**SHORT EXERCISE**
Return every line of the items below verbatim, without altering any character.

**MATERIAL SHOWN**
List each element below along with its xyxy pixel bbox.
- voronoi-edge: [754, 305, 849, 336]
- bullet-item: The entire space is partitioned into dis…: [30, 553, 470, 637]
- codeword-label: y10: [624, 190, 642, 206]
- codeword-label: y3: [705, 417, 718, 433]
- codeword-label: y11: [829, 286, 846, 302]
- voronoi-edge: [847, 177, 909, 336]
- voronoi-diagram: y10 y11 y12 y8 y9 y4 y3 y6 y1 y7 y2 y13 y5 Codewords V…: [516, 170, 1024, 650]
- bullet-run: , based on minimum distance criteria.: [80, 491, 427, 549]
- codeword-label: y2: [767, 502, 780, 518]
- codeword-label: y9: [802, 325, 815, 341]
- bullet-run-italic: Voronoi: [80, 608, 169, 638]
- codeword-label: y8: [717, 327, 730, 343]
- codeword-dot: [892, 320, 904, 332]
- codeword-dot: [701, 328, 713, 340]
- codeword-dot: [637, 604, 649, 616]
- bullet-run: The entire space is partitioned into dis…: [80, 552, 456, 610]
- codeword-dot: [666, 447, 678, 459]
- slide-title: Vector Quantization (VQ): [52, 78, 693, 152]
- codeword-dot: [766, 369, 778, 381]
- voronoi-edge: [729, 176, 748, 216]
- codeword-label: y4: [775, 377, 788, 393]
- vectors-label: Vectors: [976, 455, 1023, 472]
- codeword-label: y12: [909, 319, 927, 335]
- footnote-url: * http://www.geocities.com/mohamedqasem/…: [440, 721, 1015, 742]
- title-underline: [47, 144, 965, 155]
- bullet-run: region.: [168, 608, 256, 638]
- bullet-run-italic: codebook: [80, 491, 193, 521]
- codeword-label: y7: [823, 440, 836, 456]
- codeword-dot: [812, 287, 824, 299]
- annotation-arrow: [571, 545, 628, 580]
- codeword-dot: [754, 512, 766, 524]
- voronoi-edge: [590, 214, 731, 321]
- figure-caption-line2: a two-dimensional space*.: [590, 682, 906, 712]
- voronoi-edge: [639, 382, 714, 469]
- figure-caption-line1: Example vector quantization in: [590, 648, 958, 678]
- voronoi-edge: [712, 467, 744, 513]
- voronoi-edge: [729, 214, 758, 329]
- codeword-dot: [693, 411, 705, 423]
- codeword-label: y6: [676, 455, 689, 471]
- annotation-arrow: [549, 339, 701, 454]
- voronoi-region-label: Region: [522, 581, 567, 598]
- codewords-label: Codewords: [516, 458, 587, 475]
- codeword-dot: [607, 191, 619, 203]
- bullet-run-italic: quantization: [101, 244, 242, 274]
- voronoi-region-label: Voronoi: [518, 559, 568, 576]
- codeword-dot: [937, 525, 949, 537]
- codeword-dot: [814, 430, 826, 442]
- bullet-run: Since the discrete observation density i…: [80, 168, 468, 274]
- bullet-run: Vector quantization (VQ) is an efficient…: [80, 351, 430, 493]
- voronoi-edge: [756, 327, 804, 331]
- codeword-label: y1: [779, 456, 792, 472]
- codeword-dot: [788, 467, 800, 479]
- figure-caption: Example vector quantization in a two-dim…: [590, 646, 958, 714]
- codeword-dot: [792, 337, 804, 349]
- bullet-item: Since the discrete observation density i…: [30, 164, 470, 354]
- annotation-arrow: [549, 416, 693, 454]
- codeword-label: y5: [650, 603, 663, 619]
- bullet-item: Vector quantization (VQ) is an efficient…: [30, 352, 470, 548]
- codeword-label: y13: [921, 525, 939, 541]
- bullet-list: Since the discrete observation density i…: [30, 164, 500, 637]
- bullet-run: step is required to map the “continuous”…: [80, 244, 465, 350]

**CORRECT RESPONSE**
List each element below along with its xyxy pixel bbox.
- voronoi-edge: [754, 305, 849, 336]
- bullet-item: The entire space is partitioned into dis…: [30, 553, 470, 637]
- codeword-label: y10: [624, 190, 642, 206]
- codeword-label: y3: [705, 417, 718, 433]
- codeword-label: y11: [829, 286, 846, 302]
- voronoi-edge: [847, 177, 909, 336]
- voronoi-diagram: y10 y11 y12 y8 y9 y4 y3 y6 y1 y7 y2 y13 y5 Codewords V…: [516, 170, 1024, 650]
- bullet-run: , based on minimum distance criteria.: [80, 491, 427, 549]
- codeword-label: y2: [767, 502, 780, 518]
- codeword-label: y9: [802, 325, 815, 341]
- bullet-run-italic: Voronoi: [80, 608, 169, 638]
- codeword-label: y8: [717, 327, 730, 343]
- codeword-dot: [892, 320, 904, 332]
- codeword-dot: [701, 328, 713, 340]
- codeword-dot: [637, 604, 649, 616]
- bullet-run: The entire space is partitioned into dis…: [80, 552, 456, 610]
- codeword-dot: [666, 447, 678, 459]
- slide-title: Vector Quantization (VQ): [52, 78, 693, 152]
- codeword-dot: [766, 369, 778, 381]
- voronoi-edge: [729, 176, 748, 216]
- codeword-label: y4: [775, 377, 788, 393]
- vectors-label: Vectors: [976, 455, 1023, 472]
- codeword-label: y12: [909, 319, 927, 335]
- footnote-url: * http://www.geocities.com/mohamedqasem/…: [440, 721, 1015, 742]
- title-underline: [47, 144, 965, 155]
- bullet-run: region.: [168, 608, 256, 638]
- bullet-run-italic: codebook: [80, 491, 193, 521]
- codeword-label: y7: [823, 440, 836, 456]
- codeword-dot: [812, 287, 824, 299]
- annotation-arrow: [571, 545, 628, 580]
- codeword-dot: [754, 512, 766, 524]
- voronoi-edge: [590, 214, 731, 321]
- figure-caption-line2: a two-dimensional space*.: [590, 682, 906, 712]
- voronoi-edge: [639, 382, 714, 469]
- figure-caption-line1: Example vector quantization in: [590, 648, 958, 678]
- voronoi-edge: [712, 467, 744, 513]
- voronoi-edge: [729, 214, 758, 329]
- codeword-dot: [693, 411, 705, 423]
- codeword-label: y6: [676, 455, 689, 471]
- annotation-arrow: [549, 339, 701, 454]
- voronoi-region-label: Region: [522, 581, 567, 598]
- codewords-label: Codewords: [516, 458, 587, 475]
- codeword-dot: [607, 191, 619, 203]
- bullet-run-italic: quantization: [101, 244, 242, 274]
- voronoi-region-label: Voronoi: [518, 559, 568, 576]
- codeword-dot: [937, 525, 949, 537]
- codeword-dot: [814, 430, 826, 442]
- bullet-run: Since the discrete observation density i…: [80, 168, 468, 274]
- bullet-run: Vector quantization (VQ) is an efficient…: [80, 351, 430, 493]
- voronoi-edge: [756, 327, 804, 331]
- codeword-label: y1: [779, 456, 792, 472]
- codeword-dot: [788, 467, 800, 479]
- figure-caption: Example vector quantization in a two-dim…: [590, 646, 958, 714]
- codeword-dot: [792, 337, 804, 349]
- bullet-item: Since the discrete observation density i…: [30, 164, 470, 354]
- annotation-arrow: [549, 416, 693, 454]
- codeword-label: y5: [650, 603, 663, 619]
- bullet-item: Vector quantization (VQ) is an efficient…: [30, 352, 470, 548]
- codeword-label: y13: [921, 525, 939, 541]
- bullet-list: Since the discrete observation density i…: [30, 164, 500, 637]
- bullet-run: step is required to map the “continuous”…: [80, 244, 465, 350]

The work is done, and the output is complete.